#### Exercise data:
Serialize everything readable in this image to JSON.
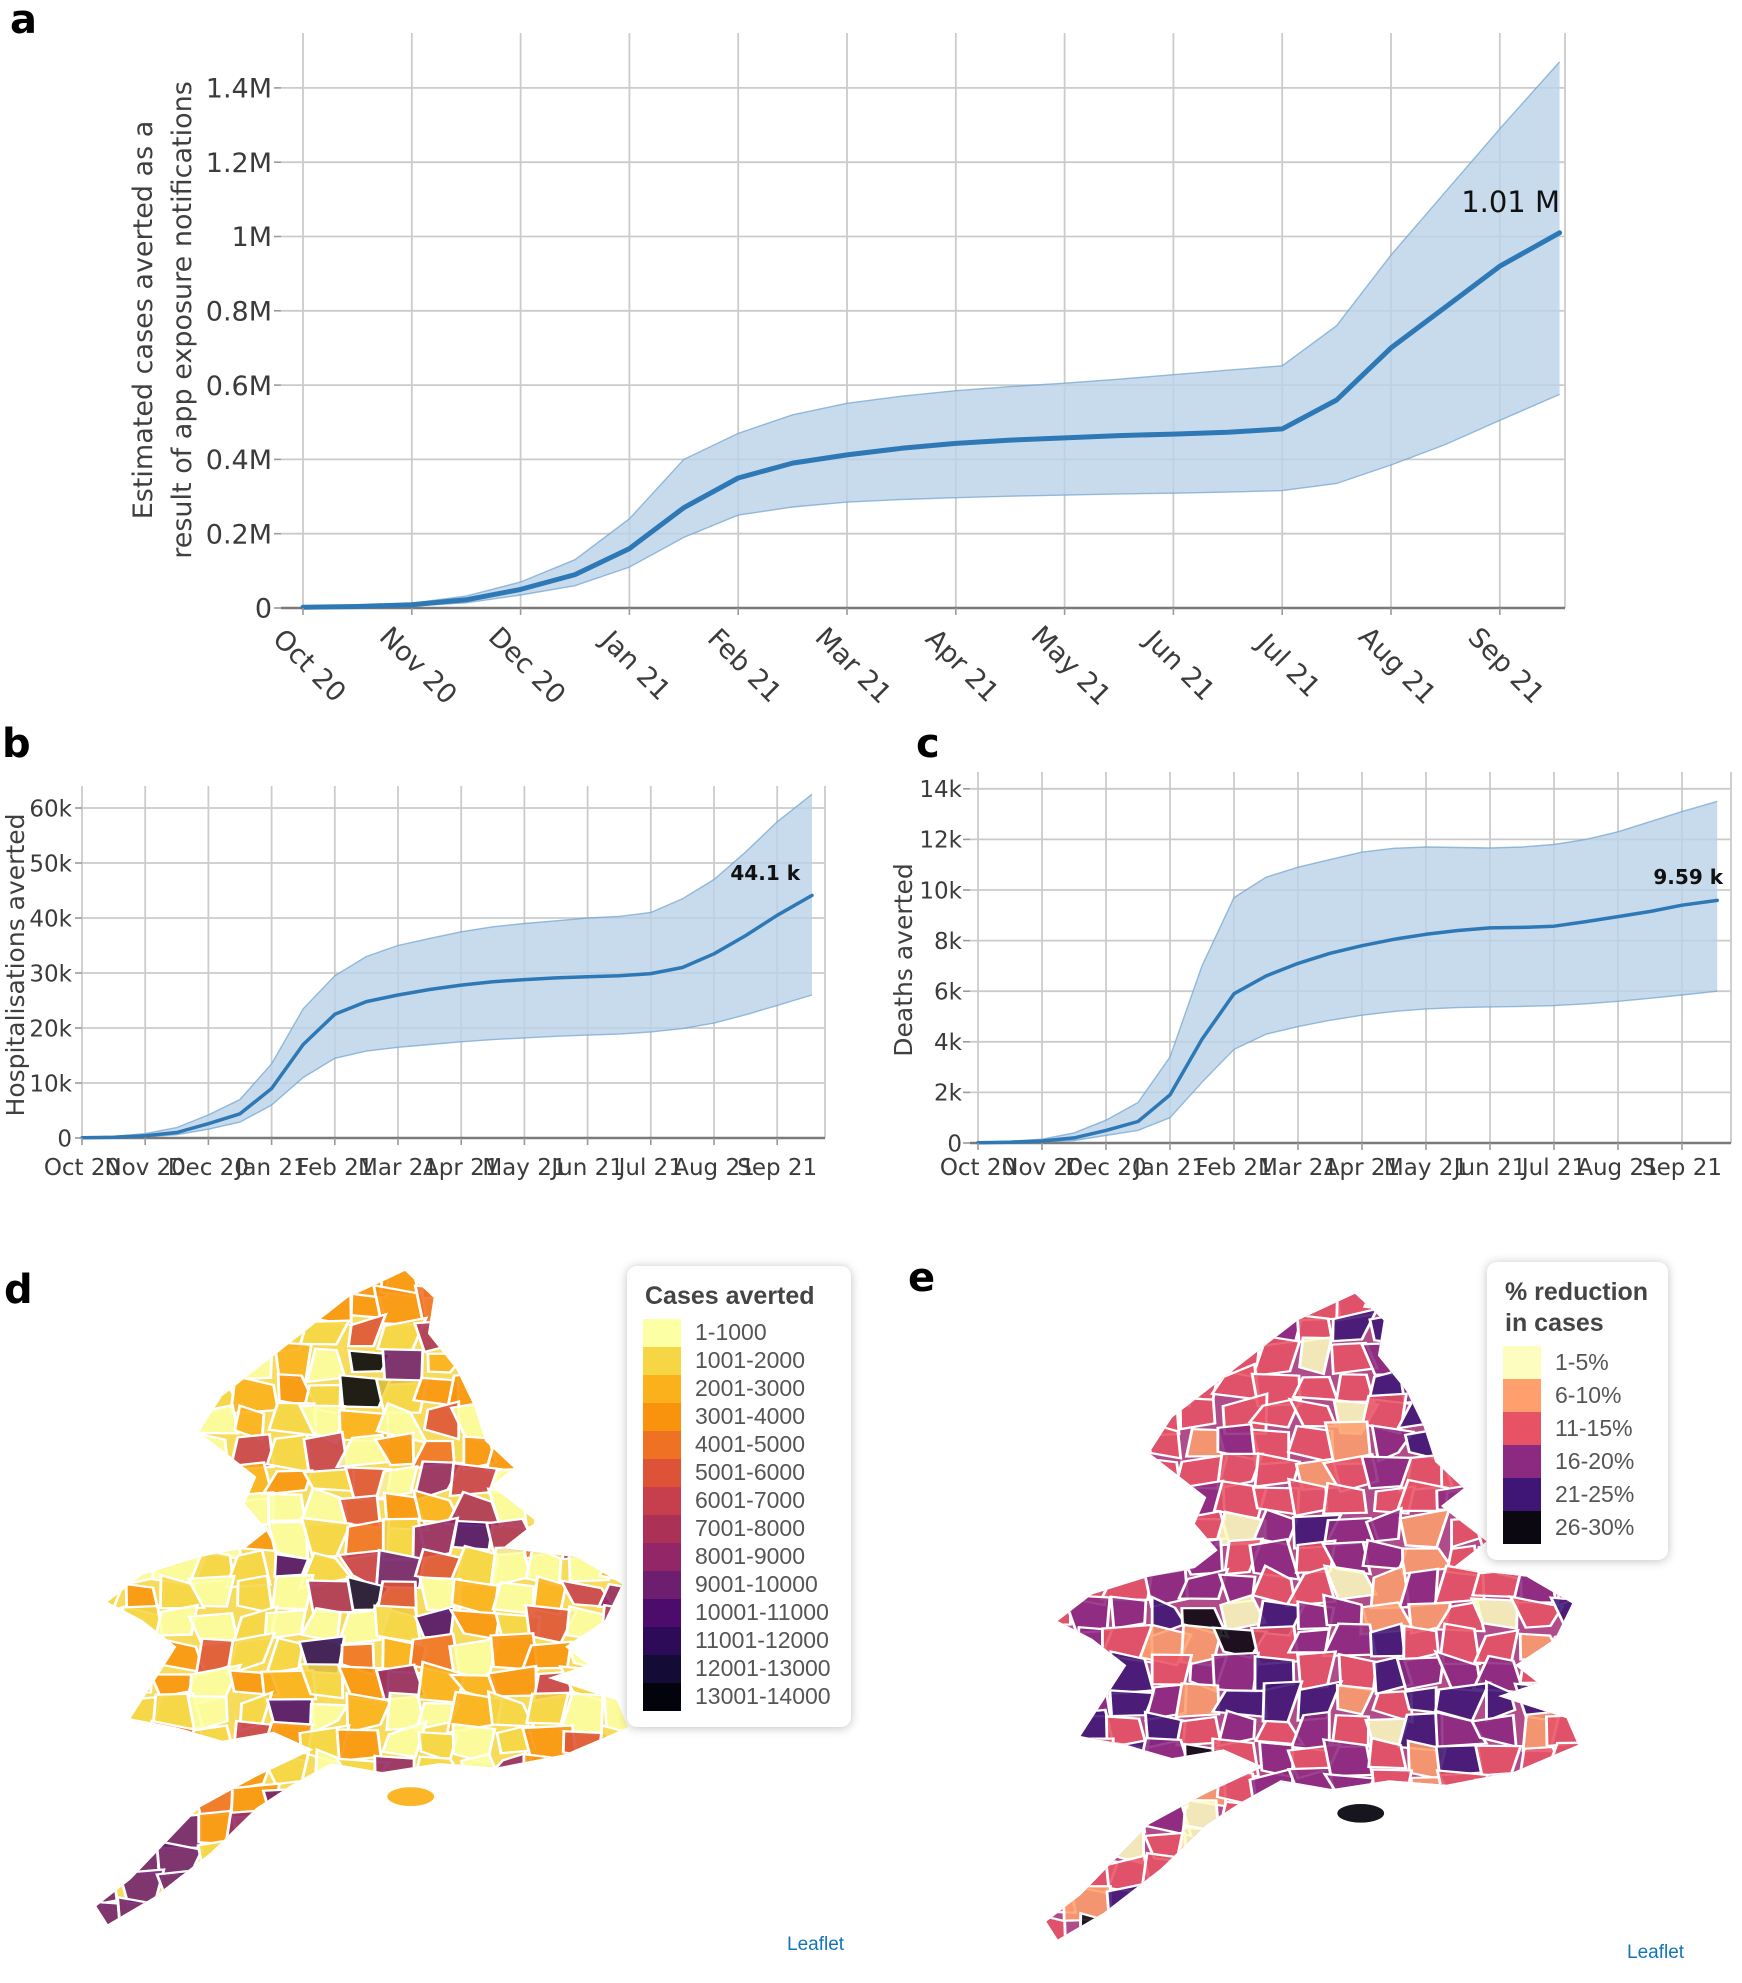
{
  "panels": {
    "a": {
      "letter": "a"
    },
    "b": {
      "letter": "b"
    },
    "c": {
      "letter": "c"
    },
    "d": {
      "letter": "d"
    },
    "e": {
      "letter": "e"
    }
  },
  "months": [
    "Oct 20",
    "Nov 20",
    "Dec 20",
    "Jan 21",
    "Feb 21",
    "Mar 21",
    "Apr 21",
    "May 21",
    "Jun 21",
    "Jul 21",
    "Aug 21",
    "Sep 21"
  ],
  "leaflet_label": "Leaflet",
  "colors": {
    "line": "#2E79B5",
    "band": "#B9D2E8",
    "band_edge": "#6FA3CF",
    "grid": "#CBCBCB",
    "axis": "#7A7A7A",
    "text": "#3B3B3B",
    "annotation": "#111111",
    "leaflet": "#1474B8"
  },
  "chart_data": [
    {
      "id": "a",
      "type": "line",
      "ylabel": "Estimated cases averted as a result of app exposure notifications",
      "ylabel_lines": [
        "Estimated cases averted as a",
        "result of app exposure notifications"
      ],
      "unit": "M",
      "end_label": "1.01 M",
      "end_value_M": 1.01,
      "ylim": [
        0,
        1.55
      ],
      "legend_position": "none",
      "grid": true,
      "yticks": {
        "values": [
          0,
          0.2,
          0.4,
          0.6,
          0.8,
          1.0,
          1.2,
          1.4
        ],
        "labels": [
          "0",
          "0.2M",
          "0.4M",
          "0.6M",
          "0.8M",
          "1M",
          "1.2M",
          "1.4M"
        ]
      },
      "x_tick_labels": [
        "Oct 20",
        "Nov 20",
        "Dec 20",
        "Jan 21",
        "Feb 21",
        "Mar 21",
        "Apr 21",
        "May 21",
        "Jun 21",
        "Jul 21",
        "Aug 21",
        "Sep 21"
      ],
      "series": {
        "x": [
          0,
          0.5,
          1,
          1.5,
          2,
          2.5,
          3,
          3.5,
          4,
          4.5,
          5,
          5.5,
          6,
          6.5,
          7,
          7.5,
          8,
          8.5,
          9,
          9.5,
          10,
          10.5,
          11,
          11.55
        ],
        "mean": [
          0.002,
          0.004,
          0.009,
          0.022,
          0.05,
          0.09,
          0.16,
          0.27,
          0.35,
          0.39,
          0.412,
          0.43,
          0.443,
          0.452,
          0.458,
          0.464,
          0.468,
          0.473,
          0.482,
          0.56,
          0.7,
          0.81,
          0.92,
          1.01
        ],
        "upper": [
          0.003,
          0.006,
          0.013,
          0.032,
          0.07,
          0.13,
          0.24,
          0.4,
          0.47,
          0.52,
          0.551,
          0.57,
          0.585,
          0.596,
          0.605,
          0.616,
          0.628,
          0.64,
          0.652,
          0.76,
          0.95,
          1.12,
          1.29,
          1.47
        ],
        "lower": [
          0.001,
          0.002,
          0.005,
          0.014,
          0.035,
          0.06,
          0.11,
          0.19,
          0.25,
          0.272,
          0.285,
          0.292,
          0.297,
          0.301,
          0.304,
          0.307,
          0.309,
          0.312,
          0.316,
          0.335,
          0.385,
          0.44,
          0.505,
          0.575
        ]
      }
    },
    {
      "id": "b",
      "type": "line",
      "ylabel": "Hospitalisations averted",
      "ylabel_lines": [
        "Hospitalisations averted"
      ],
      "unit": "k",
      "end_label": "44.1 k",
      "end_value_k": 44.1,
      "ylim": [
        0,
        63.6
      ],
      "grid": true,
      "yticks": {
        "values": [
          0,
          10,
          20,
          30,
          40,
          50,
          60
        ],
        "labels": [
          "0",
          "10k",
          "20k",
          "30k",
          "40k",
          "50k",
          "60k"
        ]
      },
      "x_tick_labels": [
        "Oct 20",
        "Nov 20",
        "Dec 20",
        "Jan 21",
        "Feb 21",
        "Mar 21",
        "Apr 21",
        "May 21",
        "Jun 21",
        "Jul 21",
        "Aug 21",
        "Sep 21"
      ],
      "series": {
        "x": [
          0,
          0.5,
          1,
          1.5,
          2,
          2.5,
          3,
          3.5,
          4,
          4.5,
          5,
          5.5,
          6,
          6.5,
          7,
          7.5,
          8,
          8.5,
          9,
          9.5,
          10,
          10.5,
          11,
          11.55
        ],
        "mean": [
          0.05,
          0.15,
          0.4,
          1.0,
          2.6,
          4.4,
          9,
          17,
          22.5,
          24.8,
          26,
          27,
          27.8,
          28.4,
          28.8,
          29.1,
          29.3,
          29.5,
          29.9,
          31,
          33.5,
          36.8,
          40.5,
          44.1
        ],
        "upper": [
          0.1,
          0.3,
          0.8,
          1.9,
          4.2,
          7,
          13.5,
          23.5,
          29.5,
          33,
          35,
          36.3,
          37.5,
          38.4,
          39,
          39.5,
          40,
          40.3,
          41,
          43.5,
          47,
          52,
          57.5,
          62.5
        ],
        "lower": [
          0.02,
          0.08,
          0.2,
          0.6,
          1.6,
          2.9,
          6,
          11,
          14.5,
          15.8,
          16.5,
          17,
          17.5,
          17.9,
          18.2,
          18.5,
          18.7,
          18.9,
          19.3,
          19.9,
          20.9,
          22.4,
          24.1,
          26
        ]
      }
    },
    {
      "id": "c",
      "type": "line",
      "ylabel": "Deaths averted",
      "ylabel_lines": [
        "Deaths averted"
      ],
      "unit": "k",
      "end_label": "9.59 k",
      "end_value_k": 9.59,
      "ylim": [
        0,
        14.6
      ],
      "grid": true,
      "yticks": {
        "values": [
          0,
          2,
          4,
          6,
          8,
          10,
          12,
          14
        ],
        "labels": [
          "0",
          "2k",
          "4k",
          "6k",
          "8k",
          "10k",
          "12k",
          "14k"
        ]
      },
      "x_tick_labels": [
        "Oct 20",
        "Nov 20",
        "Dec 20",
        "Jan 21",
        "Feb 21",
        "Mar 21",
        "Apr 21",
        "May 21",
        "Jun 21",
        "Jul 21",
        "Aug 21",
        "Sep 21"
      ],
      "series": {
        "x": [
          0,
          0.5,
          1,
          1.5,
          2,
          2.5,
          3,
          3.5,
          4,
          4.5,
          5,
          5.5,
          6,
          6.5,
          7,
          7.5,
          8,
          8.5,
          9,
          9.5,
          10,
          10.5,
          11,
          11.55
        ],
        "mean": [
          0.01,
          0.03,
          0.08,
          0.2,
          0.5,
          0.85,
          1.9,
          4.1,
          5.9,
          6.6,
          7.1,
          7.5,
          7.8,
          8.05,
          8.25,
          8.4,
          8.5,
          8.52,
          8.57,
          8.75,
          8.95,
          9.15,
          9.4,
          9.59
        ],
        "upper": [
          0.03,
          0.07,
          0.15,
          0.4,
          0.9,
          1.6,
          3.4,
          7.0,
          9.7,
          10.5,
          10.9,
          11.2,
          11.5,
          11.65,
          11.7,
          11.68,
          11.66,
          11.7,
          11.8,
          12.0,
          12.3,
          12.7,
          13.1,
          13.5
        ],
        "lower": [
          0.005,
          0.01,
          0.04,
          0.1,
          0.3,
          0.5,
          1.0,
          2.4,
          3.7,
          4.3,
          4.6,
          4.85,
          5.05,
          5.2,
          5.3,
          5.35,
          5.38,
          5.4,
          5.43,
          5.5,
          5.6,
          5.72,
          5.85,
          6.0
        ]
      }
    }
  ],
  "maps": {
    "d": {
      "legend_title": "Cases averted",
      "base": "#F6D645",
      "iow_color": "#FBB11B",
      "seed": 42,
      "items": [
        {
          "label": "1-1000",
          "color": "#FCFFA4"
        },
        {
          "label": "1001-2000",
          "color": "#F6D645"
        },
        {
          "label": "2001-3000",
          "color": "#FBB11B"
        },
        {
          "label": "3001-4000",
          "color": "#F9930D"
        },
        {
          "label": "4001-5000",
          "color": "#EF7123"
        },
        {
          "label": "5001-6000",
          "color": "#DE5238"
        },
        {
          "label": "6001-7000",
          "color": "#C73E4C"
        },
        {
          "label": "7001-8000",
          "color": "#AB3156"
        },
        {
          "label": "8001-9000",
          "color": "#932667"
        },
        {
          "label": "9001-10000",
          "color": "#6E1E6F"
        },
        {
          "label": "10001-11000",
          "color": "#4C0C6B"
        },
        {
          "label": "11001-12000",
          "color": "#2D0B59"
        },
        {
          "label": "12001-13000",
          "color": "#150B37"
        },
        {
          "label": "13001-14000",
          "color": "#03030D"
        }
      ],
      "weights": [
        0.27,
        0.21,
        0.14,
        0.11,
        0.08,
        0.06,
        0.045,
        0.035,
        0.02,
        0.012,
        0.007,
        0.004,
        0.004,
        0.002
      ],
      "wales_weights": [
        0.42,
        0.3,
        0.12,
        0.09,
        0.04,
        0.02,
        0.01,
        0,
        0,
        0,
        0,
        0,
        0,
        0
      ]
    },
    "e": {
      "legend_title_line1": "% reduction",
      "legend_title_line2": "in cases",
      "base": "#A43379",
      "iow_color": "#0B0811",
      "seed": 7,
      "items": [
        {
          "label": "1-5%",
          "color": "#FCFDBF"
        },
        {
          "label": "6-10%",
          "color": "#FE9F6D"
        },
        {
          "label": "11-15%",
          "color": "#E75265"
        },
        {
          "label": "16-20%",
          "color": "#8C2981"
        },
        {
          "label": "21-25%",
          "color": "#3F1676"
        },
        {
          "label": "26-30%",
          "color": "#0B0811"
        }
      ],
      "weights": [
        0.045,
        0.16,
        0.36,
        0.26,
        0.16,
        0.015
      ]
    }
  }
}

#### Short problem:
Report each line in the preceding entries that holds the string "letter".

#### Answer:
      "letter": "a"
      "letter": "b"
      "letter": "c"
      "letter": "d"
      "letter": "e"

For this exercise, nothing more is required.